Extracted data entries
****************

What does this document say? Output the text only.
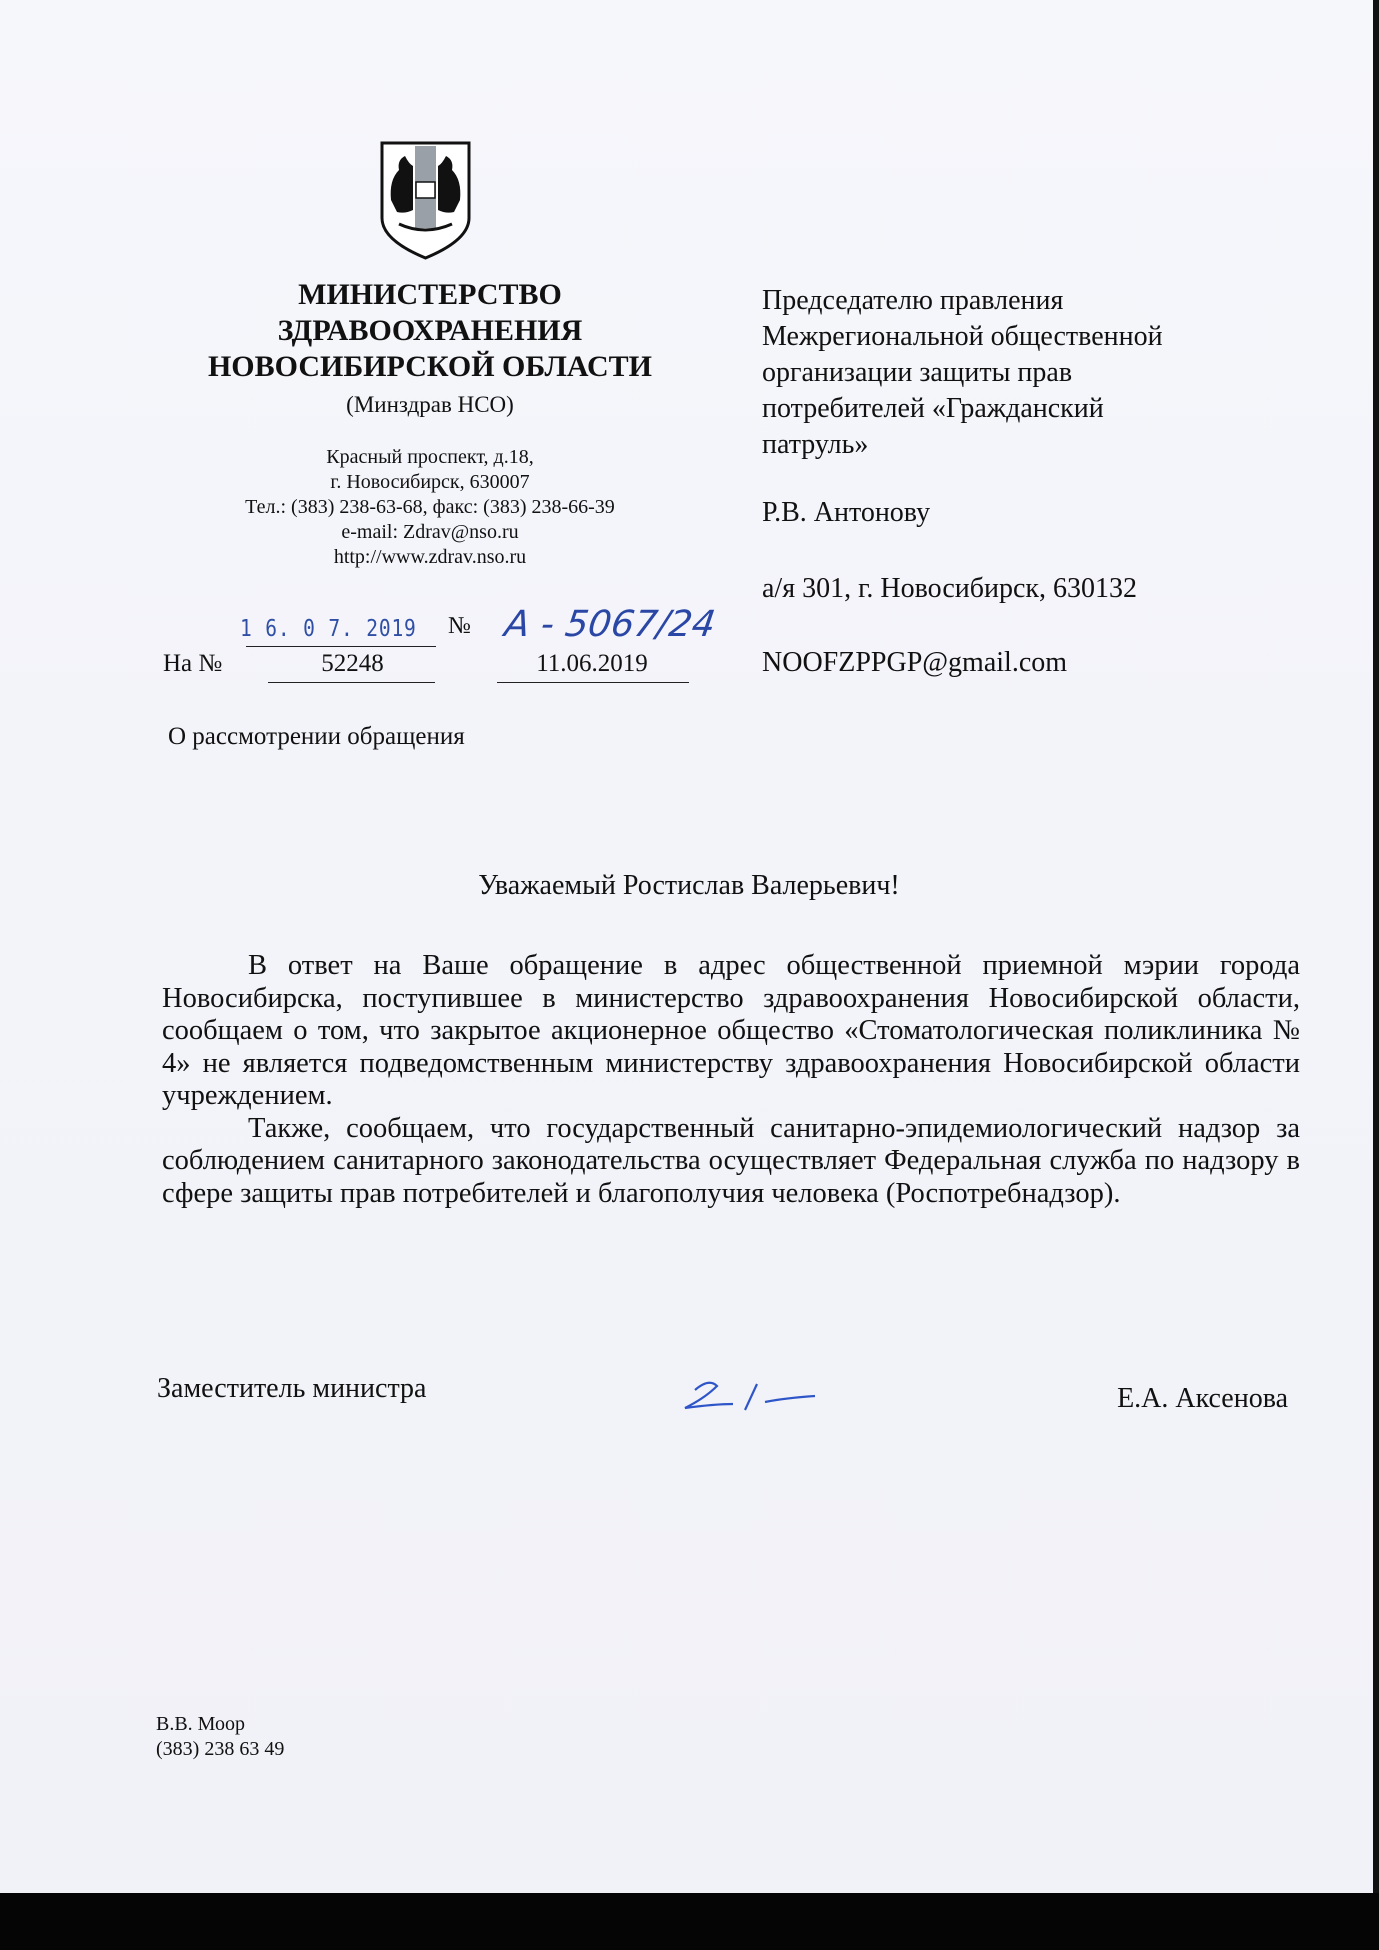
МИНИСТЕРСТВО
ЗДРАВООХРАНЕНИЯ
НОВОСИБИРСКОЙ ОБЛАСТИ
(Минздрав НСО)
Красный проспект, д.18,
г. Новосибирск, 630007
Тел.: (383) 238-63-68, факс: (383) 238-66-39
e-mail: Zdrav@nso.ru
http://www.zdrav.nso.ru
1 6. 0 7. 2019 № А - 5067/24
На №	52248	11.06.2019
О рассмотрении обращения
Председателю правления
Межрегиональной общественной
организации защиты прав
потребителей «Гражданский
патруль»
Р.В. Антонову
а/я 301, г. Новосибирск, 630132
NOOFZPPGP@gmail.com
Уважаемый Ростислав Валерьевич!

В ответ на Ваше обращение в адрес общественной приемной мэрии города Новосибирска, поступившее в министерство здравоохранения Новосибирской области, сообщаем о том, что закрытое акционерное общество «Стоматологическая поликлиника № 4» не является подведомственным министерству здравоохранения Новосибирской области учреждением.

Также, сообщаем, что государственный санитарно-эпидемиологический надзор за соблюдением санитарного законодательства осуществляет Федеральная служба по надзору в сфере защиты прав потребителей и благополучия человека (Роспотребнадзор).

Заместитель министра	Е.А. Аксенова
В.В. Моор
(383) 238 63 49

****************

▸ **Stated goal**
From the listing, copy each line containing the word "потребителей".

▸ **Result of the exercise**
потребителей «Гражданский
Также, сообщаем, что государственный санитарно-эпидемиологический надзор за соблюдением санитарного законодательства осуществляет Федеральная служба по надзору в сфере защиты прав потребителей и благополучия человека (Роспотребнадзор).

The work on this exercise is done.